▶ [Work instructions]
Reproduce all entries verbatim, with nothing added or dropped.

____ Material

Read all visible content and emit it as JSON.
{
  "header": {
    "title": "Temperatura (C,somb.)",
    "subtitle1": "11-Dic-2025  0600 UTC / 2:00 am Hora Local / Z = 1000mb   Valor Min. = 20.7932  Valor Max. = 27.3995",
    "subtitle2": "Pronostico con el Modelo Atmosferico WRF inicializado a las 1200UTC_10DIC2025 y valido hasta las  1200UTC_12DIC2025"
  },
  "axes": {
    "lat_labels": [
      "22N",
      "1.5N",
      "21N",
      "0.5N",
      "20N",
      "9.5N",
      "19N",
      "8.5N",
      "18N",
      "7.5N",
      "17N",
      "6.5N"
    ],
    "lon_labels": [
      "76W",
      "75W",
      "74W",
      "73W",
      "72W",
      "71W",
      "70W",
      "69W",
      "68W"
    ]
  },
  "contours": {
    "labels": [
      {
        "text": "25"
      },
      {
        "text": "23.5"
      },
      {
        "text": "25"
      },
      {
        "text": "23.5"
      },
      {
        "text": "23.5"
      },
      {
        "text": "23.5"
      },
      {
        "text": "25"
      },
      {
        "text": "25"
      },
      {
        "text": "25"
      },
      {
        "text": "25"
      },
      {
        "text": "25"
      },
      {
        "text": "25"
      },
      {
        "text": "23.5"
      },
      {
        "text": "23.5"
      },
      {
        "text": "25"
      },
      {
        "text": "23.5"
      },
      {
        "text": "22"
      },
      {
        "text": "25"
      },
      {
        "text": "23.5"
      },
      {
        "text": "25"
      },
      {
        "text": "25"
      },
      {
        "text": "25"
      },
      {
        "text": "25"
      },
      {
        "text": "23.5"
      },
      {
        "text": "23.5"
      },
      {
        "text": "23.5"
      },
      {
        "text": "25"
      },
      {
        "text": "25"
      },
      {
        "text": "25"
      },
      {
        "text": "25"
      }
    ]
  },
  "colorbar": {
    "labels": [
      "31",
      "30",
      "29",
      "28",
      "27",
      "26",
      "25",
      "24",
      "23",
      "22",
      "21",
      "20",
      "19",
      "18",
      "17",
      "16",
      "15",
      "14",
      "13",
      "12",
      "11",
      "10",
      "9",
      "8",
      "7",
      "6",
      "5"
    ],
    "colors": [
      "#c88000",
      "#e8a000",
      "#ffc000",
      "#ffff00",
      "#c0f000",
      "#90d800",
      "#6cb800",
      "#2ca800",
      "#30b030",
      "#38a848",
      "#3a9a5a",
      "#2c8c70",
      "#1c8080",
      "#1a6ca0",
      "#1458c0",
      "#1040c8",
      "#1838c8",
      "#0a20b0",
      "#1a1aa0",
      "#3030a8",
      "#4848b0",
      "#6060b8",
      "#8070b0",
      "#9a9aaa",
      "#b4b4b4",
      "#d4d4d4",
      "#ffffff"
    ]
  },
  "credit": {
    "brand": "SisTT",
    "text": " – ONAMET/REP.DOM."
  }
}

________

▶ [The answer]
Read all visible content and emit it as JSON.
{
  "header": {
    "title": "Temperatura (C,somb.)",
    "subtitle1": "11-Dic-2025  0600 UTC / 2:00 am Hora Local / Z = 1000mb   Valor Min. = 20.7932  Valor Max. = 27.3995",
    "subtitle2": "Pronostico con el Modelo Atmosferico WRF inicializado a las 1200UTC_10DIC2025 y valido hasta las  1200UTC_12DIC2025"
  },
  "axes": {
    "lat_labels": [
      "22N",
      "1.5N",
      "21N",
      "0.5N",
      "20N",
      "9.5N",
      "19N",
      "8.5N",
      "18N",
      "7.5N",
      "17N",
      "6.5N"
    ],
    "lon_labels": [
      "76W",
      "75W",
      "74W",
      "73W",
      "72W",
      "71W",
      "70W",
      "69W",
      "68W"
    ]
  },
  "contours": {
    "labels": [
      {
        "text": "25"
      },
      {
        "text": "23.5"
      },
      {
        "text": "25"
      },
      {
        "text": "23.5"
      },
      {
        "text": "23.5"
      },
      {
        "text": "23.5"
      },
      {
        "text": "25"
      },
      {
        "text": "25"
      },
      {
        "text": "25"
      },
      {
        "text": "25"
      },
      {
        "text": "25"
      },
      {
        "text": "25"
      },
      {
        "text": "23.5"
      },
      {
        "text": "23.5"
      },
      {
        "text": "25"
      },
      {
        "text": "23.5"
      },
      {
        "text": "22"
      },
      {
        "text": "25"
      },
      {
        "text": "23.5"
      },
      {
        "text": "25"
      },
      {
        "text": "25"
      },
      {
        "text": "25"
      },
      {
        "text": "25"
      },
      {
        "text": "23.5"
      },
      {
        "text": "23.5"
      },
      {
        "text": "23.5"
      },
      {
        "text": "25"
      },
      {
        "text": "25"
      },
      {
        "text": "25"
      },
      {
        "text": "25"
      }
    ]
  },
  "colorbar": {
    "labels": [
      "31",
      "30",
      "29",
      "28",
      "27",
      "26",
      "25",
      "24",
      "23",
      "22",
      "21",
      "20",
      "19",
      "18",
      "17",
      "16",
      "15",
      "14",
      "13",
      "12",
      "11",
      "10",
      "9",
      "8",
      "7",
      "6",
      "5"
    ],
    "colors": [
      "#c88000",
      "#e8a000",
      "#ffc000",
      "#ffff00",
      "#c0f000",
      "#90d800",
      "#6cb800",
      "#2ca800",
      "#30b030",
      "#38a848",
      "#3a9a5a",
      "#2c8c70",
      "#1c8080",
      "#1a6ca0",
      "#1458c0",
      "#1040c8",
      "#1838c8",
      "#0a20b0",
      "#1a1aa0",
      "#3030a8",
      "#4848b0",
      "#6060b8",
      "#8070b0",
      "#9a9aaa",
      "#b4b4b4",
      "#d4d4d4",
      "#ffffff"
    ]
  },
  "credit": {
    "brand": "SisTT",
    "text": " – ONAMET/REP.DOM."
  }
}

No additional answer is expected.